++++ Given passage ++++
Again, to prevent this kind of attack we must ensure that our programme takes the same amount of time and consumes the same amount of power to reduce intermediate values modulo $N$, no matter what size they are (up to some upper bound which can easily be found since we know the exact exponent and range of values for the base).

Preventing DPA-Style Attacks on the Secret Key

Even if we obscure any branching in decryption that depends on $d$, the precise details of the operations performed in carrying out the exponentiations for decryption will still depend (in a less obvious way) on the exponent. So, over multiple decryptions, a statistical relationship between the decryption key and the duration or power consumption of the operations may emerge. Therefore we also need to prevent more subtle DPA-style attacks where the attacker uses statistical techniques on a large number of traces to test hypotheses on the secrect key.

To do this, we have to remove the direct dependency between the secrect key and the calculation performed each time. This involves blinding, where some random noise is injected into the exponentiation operation without affecting the result. In the case of decryption, we introduce randomness in the exponent: while $d$ is the unique multiplicative inverse of $e$ in $\mathbb{Z}_{\phi(N)}$ such that $3 \leq d \leq \phi(N)$, we can add or subtract integer multiples of $\phi(N)$ to $d$ and obtain a new inverse. So to decrypt $c \in \mathbb{Z}_N$, select a random $r \in \mathbb{Z}$ and compute $d' = d + r\phi(N)$. Then compute the message $c^{d'} \: \left( \mathrm{mod} \: N \right)$ which will be the same as directly computing $c^d \: \left( \mathrm{mod} \: N \right)$. The point is that addition is not usually a branching operation, so adding $r\phi(N)$ to $d$ will not leak information about $d$ on a single trace, and using a new random $r$ for each decryption prevents DPA-style attacks.
++++ Supplied records ++++
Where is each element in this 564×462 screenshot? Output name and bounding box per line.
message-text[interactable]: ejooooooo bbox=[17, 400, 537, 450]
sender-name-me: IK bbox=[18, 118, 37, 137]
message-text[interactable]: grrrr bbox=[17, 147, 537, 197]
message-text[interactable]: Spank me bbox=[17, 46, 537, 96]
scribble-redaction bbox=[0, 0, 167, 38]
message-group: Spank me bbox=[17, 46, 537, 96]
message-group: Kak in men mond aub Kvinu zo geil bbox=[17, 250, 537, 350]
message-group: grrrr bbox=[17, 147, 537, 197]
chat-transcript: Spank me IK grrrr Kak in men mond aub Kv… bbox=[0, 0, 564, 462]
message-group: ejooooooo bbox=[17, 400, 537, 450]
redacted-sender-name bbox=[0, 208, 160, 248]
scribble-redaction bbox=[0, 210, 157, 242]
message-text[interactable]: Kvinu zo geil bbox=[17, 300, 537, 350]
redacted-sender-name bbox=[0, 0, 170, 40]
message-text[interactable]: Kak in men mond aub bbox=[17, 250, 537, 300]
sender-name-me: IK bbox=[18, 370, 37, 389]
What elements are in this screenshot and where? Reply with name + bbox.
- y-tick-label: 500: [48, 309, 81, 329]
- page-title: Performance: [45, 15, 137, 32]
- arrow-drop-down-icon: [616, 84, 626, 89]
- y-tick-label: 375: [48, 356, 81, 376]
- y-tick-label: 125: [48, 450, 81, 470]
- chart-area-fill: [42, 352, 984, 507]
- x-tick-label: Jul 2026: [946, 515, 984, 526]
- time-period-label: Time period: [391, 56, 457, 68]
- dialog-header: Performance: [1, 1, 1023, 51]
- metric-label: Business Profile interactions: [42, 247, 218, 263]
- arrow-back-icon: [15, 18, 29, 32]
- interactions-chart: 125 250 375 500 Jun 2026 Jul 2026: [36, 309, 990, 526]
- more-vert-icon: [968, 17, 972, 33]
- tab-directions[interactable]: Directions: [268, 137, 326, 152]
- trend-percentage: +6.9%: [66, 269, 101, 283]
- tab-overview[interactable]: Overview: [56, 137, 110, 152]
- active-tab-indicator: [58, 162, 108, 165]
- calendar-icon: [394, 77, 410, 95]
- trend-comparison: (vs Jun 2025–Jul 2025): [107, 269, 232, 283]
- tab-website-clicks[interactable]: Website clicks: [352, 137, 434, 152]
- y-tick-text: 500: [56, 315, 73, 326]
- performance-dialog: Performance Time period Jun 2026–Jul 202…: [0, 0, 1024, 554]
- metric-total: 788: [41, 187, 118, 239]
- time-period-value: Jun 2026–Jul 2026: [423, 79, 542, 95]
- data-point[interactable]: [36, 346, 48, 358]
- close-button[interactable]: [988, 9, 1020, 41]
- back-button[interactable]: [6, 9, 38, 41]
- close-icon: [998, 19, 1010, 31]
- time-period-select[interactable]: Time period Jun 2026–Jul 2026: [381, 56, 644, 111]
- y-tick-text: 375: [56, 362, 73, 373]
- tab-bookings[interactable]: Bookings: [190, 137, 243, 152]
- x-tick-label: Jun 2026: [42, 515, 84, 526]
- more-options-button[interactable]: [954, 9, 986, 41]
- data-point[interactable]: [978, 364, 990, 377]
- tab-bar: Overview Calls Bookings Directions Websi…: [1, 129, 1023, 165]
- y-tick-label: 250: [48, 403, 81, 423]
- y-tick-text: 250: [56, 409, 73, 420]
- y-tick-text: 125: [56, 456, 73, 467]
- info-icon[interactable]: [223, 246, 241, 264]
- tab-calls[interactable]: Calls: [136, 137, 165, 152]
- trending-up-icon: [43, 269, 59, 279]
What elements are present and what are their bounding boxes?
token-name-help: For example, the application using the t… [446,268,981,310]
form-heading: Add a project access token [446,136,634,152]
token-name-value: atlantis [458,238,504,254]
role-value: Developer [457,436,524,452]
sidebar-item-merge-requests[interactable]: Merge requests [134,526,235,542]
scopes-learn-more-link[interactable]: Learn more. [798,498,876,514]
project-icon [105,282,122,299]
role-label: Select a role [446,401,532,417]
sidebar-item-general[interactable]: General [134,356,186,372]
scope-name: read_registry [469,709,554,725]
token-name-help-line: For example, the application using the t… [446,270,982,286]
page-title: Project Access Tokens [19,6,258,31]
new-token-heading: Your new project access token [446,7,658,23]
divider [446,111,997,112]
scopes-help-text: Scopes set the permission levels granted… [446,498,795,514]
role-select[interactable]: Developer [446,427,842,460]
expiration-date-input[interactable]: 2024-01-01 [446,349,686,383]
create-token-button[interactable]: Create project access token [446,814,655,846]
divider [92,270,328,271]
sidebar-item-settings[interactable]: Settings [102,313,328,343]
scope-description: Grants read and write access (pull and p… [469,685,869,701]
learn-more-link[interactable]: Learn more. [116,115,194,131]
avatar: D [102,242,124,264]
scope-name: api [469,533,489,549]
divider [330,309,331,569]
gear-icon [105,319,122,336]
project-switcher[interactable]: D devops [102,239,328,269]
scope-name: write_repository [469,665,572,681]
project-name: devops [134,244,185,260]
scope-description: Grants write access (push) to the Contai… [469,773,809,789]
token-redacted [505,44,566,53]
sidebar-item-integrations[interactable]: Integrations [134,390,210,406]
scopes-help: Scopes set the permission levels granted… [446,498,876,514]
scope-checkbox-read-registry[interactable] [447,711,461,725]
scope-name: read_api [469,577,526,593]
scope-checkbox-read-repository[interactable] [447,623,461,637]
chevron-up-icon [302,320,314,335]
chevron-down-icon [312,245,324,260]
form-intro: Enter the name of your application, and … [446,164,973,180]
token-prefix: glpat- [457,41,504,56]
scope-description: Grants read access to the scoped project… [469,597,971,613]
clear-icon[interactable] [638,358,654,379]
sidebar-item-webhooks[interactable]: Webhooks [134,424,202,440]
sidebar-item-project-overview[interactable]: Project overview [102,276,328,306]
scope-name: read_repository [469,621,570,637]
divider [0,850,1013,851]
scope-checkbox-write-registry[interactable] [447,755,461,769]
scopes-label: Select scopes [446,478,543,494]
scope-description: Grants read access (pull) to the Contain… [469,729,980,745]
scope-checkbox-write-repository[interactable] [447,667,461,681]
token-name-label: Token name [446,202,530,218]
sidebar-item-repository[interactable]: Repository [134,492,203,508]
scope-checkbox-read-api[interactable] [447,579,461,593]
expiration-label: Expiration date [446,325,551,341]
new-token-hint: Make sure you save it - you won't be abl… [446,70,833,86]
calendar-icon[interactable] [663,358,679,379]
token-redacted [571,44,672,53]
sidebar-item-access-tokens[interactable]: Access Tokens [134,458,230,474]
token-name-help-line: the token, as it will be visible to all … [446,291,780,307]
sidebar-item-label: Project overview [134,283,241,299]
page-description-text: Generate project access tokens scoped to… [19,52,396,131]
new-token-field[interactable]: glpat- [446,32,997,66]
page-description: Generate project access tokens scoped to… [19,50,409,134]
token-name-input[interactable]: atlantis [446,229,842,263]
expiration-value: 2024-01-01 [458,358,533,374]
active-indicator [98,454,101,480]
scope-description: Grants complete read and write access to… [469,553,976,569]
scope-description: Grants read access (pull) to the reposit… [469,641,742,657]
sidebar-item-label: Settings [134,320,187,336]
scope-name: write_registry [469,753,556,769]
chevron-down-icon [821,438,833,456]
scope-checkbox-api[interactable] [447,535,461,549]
++++
**Written exercise A**
In the RSA side-channel passage, take the part that opens with "Again, to prevent" and closes with "for the base)." and write it out again, substituting "energy" for "power".
**Written exercise B**
In the RSA side-channel passage, what is added to the decryption exponent d to blind it?

**Correct output A**
Again, to prevent this kind of attack we must ensure that our programme takes the same amount of time and consumes the same amount of energy to reduce intermediate values modulo $N$, no matter what size they are (up to some upper bound which can easily be found since we know the exact exponent and range of values for the base).

**Correct output B**
A random integer multiple of φ(N), so the new exponent is d' = d + rφ(N) for a random integer r.